## [Task statement]
Return each line that holds the word "this".

## [Data provided]
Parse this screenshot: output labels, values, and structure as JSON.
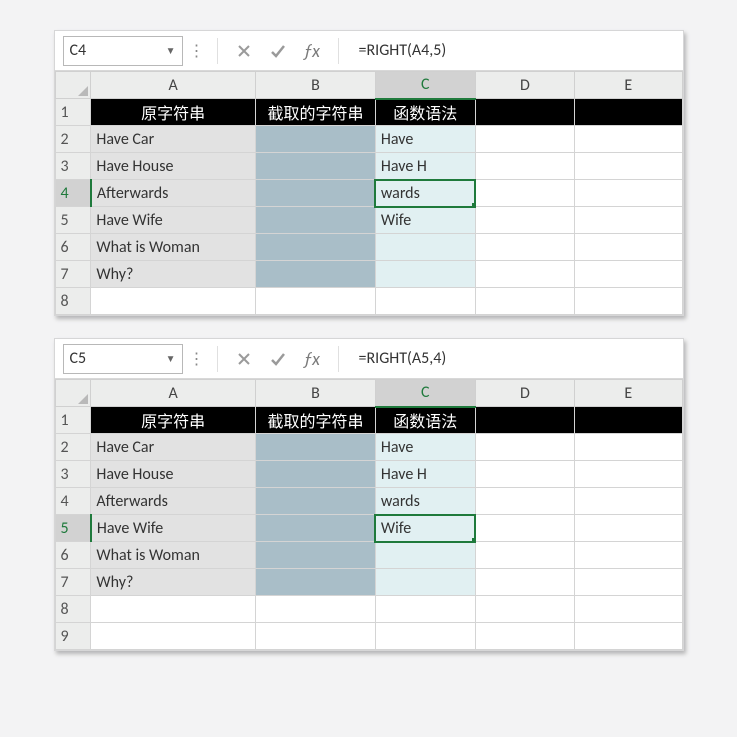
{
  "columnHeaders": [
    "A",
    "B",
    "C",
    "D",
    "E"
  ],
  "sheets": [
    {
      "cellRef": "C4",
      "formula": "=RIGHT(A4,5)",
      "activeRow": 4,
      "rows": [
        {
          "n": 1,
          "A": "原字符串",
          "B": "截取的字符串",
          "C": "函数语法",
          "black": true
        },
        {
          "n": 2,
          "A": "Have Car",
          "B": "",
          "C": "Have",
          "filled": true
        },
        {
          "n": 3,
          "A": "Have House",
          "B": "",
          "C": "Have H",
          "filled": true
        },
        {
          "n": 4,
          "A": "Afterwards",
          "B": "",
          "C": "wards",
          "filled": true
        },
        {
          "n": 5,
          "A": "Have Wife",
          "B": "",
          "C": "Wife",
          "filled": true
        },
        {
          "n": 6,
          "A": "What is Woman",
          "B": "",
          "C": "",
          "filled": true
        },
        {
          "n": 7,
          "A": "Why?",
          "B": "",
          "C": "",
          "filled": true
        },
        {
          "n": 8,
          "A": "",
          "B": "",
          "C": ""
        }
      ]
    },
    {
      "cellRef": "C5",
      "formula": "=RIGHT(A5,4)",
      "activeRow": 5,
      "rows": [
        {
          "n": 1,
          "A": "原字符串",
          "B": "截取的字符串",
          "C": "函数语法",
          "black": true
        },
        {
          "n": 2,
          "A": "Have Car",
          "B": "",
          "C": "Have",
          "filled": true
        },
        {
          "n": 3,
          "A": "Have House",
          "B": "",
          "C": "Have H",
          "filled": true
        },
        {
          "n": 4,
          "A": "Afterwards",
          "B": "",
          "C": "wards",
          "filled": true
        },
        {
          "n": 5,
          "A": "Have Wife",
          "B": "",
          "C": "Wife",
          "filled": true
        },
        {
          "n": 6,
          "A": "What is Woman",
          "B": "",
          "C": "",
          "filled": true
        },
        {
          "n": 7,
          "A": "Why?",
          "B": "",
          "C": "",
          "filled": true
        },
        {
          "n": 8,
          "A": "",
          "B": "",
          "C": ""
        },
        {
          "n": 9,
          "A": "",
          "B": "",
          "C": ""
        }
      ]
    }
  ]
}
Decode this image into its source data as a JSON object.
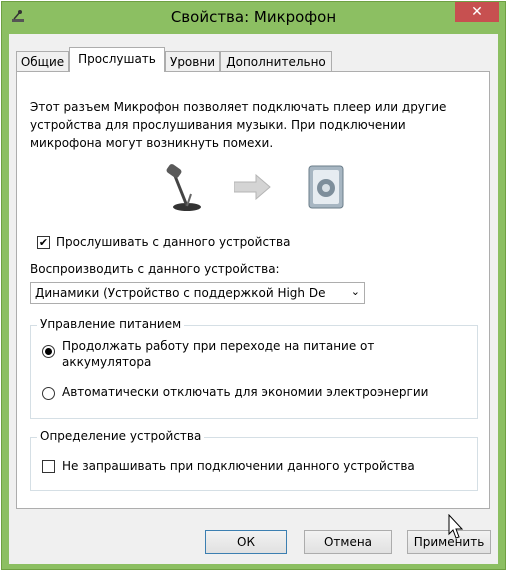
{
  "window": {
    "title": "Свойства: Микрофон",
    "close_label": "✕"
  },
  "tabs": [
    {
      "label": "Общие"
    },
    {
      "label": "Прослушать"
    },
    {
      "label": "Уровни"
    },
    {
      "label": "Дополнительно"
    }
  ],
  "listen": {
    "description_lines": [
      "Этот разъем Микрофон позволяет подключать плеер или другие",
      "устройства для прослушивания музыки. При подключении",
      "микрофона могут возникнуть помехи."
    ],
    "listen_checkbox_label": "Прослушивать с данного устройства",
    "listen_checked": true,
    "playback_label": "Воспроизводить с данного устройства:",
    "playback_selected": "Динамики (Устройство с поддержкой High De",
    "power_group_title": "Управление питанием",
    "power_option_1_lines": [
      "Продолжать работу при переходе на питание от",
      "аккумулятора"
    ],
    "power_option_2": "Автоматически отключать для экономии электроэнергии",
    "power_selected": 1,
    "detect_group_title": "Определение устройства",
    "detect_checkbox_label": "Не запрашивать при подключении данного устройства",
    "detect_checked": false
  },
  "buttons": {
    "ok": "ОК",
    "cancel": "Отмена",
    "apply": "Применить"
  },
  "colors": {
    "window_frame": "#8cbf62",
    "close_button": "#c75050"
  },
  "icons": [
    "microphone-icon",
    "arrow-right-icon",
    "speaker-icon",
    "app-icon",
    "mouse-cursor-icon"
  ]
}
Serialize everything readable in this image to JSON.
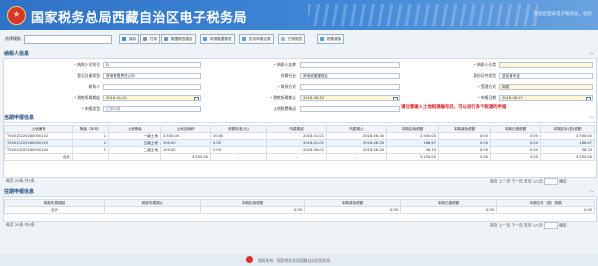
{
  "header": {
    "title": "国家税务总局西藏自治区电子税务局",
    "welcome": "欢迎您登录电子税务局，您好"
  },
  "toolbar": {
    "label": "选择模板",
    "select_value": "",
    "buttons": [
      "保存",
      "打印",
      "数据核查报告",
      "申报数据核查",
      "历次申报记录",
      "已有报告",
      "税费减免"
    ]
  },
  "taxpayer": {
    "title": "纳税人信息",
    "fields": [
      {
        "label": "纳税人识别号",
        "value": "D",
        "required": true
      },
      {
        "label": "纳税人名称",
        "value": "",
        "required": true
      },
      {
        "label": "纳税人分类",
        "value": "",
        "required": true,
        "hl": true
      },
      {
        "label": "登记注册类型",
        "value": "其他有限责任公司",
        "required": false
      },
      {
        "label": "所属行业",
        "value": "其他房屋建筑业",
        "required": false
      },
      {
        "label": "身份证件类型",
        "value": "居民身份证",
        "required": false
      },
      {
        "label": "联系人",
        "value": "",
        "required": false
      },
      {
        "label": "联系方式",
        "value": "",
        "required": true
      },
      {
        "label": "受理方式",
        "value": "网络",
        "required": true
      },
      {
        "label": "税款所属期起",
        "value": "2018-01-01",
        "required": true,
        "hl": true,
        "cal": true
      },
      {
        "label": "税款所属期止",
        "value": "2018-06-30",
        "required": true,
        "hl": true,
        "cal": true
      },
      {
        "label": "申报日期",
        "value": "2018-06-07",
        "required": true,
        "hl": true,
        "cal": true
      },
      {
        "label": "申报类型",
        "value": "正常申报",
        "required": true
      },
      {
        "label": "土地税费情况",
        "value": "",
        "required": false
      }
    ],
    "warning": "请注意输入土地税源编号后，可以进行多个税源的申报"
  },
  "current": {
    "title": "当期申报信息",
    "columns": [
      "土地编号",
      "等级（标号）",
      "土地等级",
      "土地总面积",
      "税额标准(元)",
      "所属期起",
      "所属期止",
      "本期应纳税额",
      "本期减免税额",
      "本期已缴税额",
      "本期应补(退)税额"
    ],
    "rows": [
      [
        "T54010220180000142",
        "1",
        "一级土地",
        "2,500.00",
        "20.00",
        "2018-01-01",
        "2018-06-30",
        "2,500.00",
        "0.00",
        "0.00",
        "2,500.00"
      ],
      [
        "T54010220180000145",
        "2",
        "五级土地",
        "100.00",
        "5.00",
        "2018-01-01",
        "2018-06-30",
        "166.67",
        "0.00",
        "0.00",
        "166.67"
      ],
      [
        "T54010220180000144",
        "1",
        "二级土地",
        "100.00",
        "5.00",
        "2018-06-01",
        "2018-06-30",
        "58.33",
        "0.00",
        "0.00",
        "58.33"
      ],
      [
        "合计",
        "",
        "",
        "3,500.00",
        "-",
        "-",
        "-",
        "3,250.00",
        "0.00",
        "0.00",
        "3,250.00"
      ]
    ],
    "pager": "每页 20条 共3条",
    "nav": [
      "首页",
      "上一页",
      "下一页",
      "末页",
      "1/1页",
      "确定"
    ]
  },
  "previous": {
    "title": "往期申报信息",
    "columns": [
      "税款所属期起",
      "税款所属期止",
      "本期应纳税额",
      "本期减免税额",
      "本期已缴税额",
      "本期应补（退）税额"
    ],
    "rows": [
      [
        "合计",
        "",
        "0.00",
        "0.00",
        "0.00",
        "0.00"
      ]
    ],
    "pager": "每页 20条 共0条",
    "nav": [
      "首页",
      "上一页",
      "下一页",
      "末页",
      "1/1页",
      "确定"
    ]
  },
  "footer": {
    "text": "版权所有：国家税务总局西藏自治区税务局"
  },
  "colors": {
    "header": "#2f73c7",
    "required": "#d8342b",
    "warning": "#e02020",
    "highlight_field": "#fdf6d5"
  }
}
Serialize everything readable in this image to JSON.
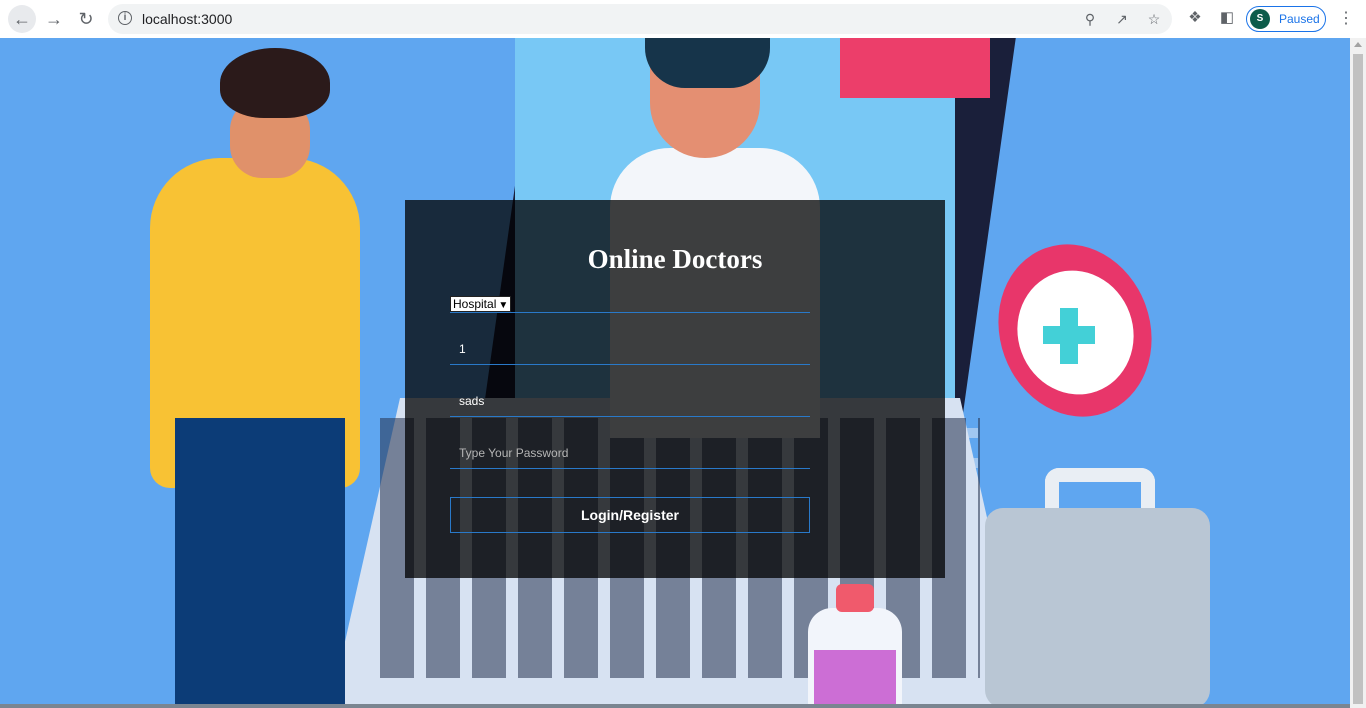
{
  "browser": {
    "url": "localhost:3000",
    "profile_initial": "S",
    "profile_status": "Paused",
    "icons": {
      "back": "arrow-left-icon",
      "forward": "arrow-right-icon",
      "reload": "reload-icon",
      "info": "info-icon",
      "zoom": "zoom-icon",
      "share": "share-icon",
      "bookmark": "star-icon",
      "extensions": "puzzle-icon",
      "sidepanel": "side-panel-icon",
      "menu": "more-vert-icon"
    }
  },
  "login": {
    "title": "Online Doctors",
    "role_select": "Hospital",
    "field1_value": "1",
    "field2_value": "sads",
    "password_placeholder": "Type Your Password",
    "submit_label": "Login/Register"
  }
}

## [Solution to the problem]
Parse this screenshot: output labels, values, and structure as JSON.
Decode this image into its source data as a JSON object.
Serialize everything readable in this image to JSON.
Serialize everything readable in this image to JSON.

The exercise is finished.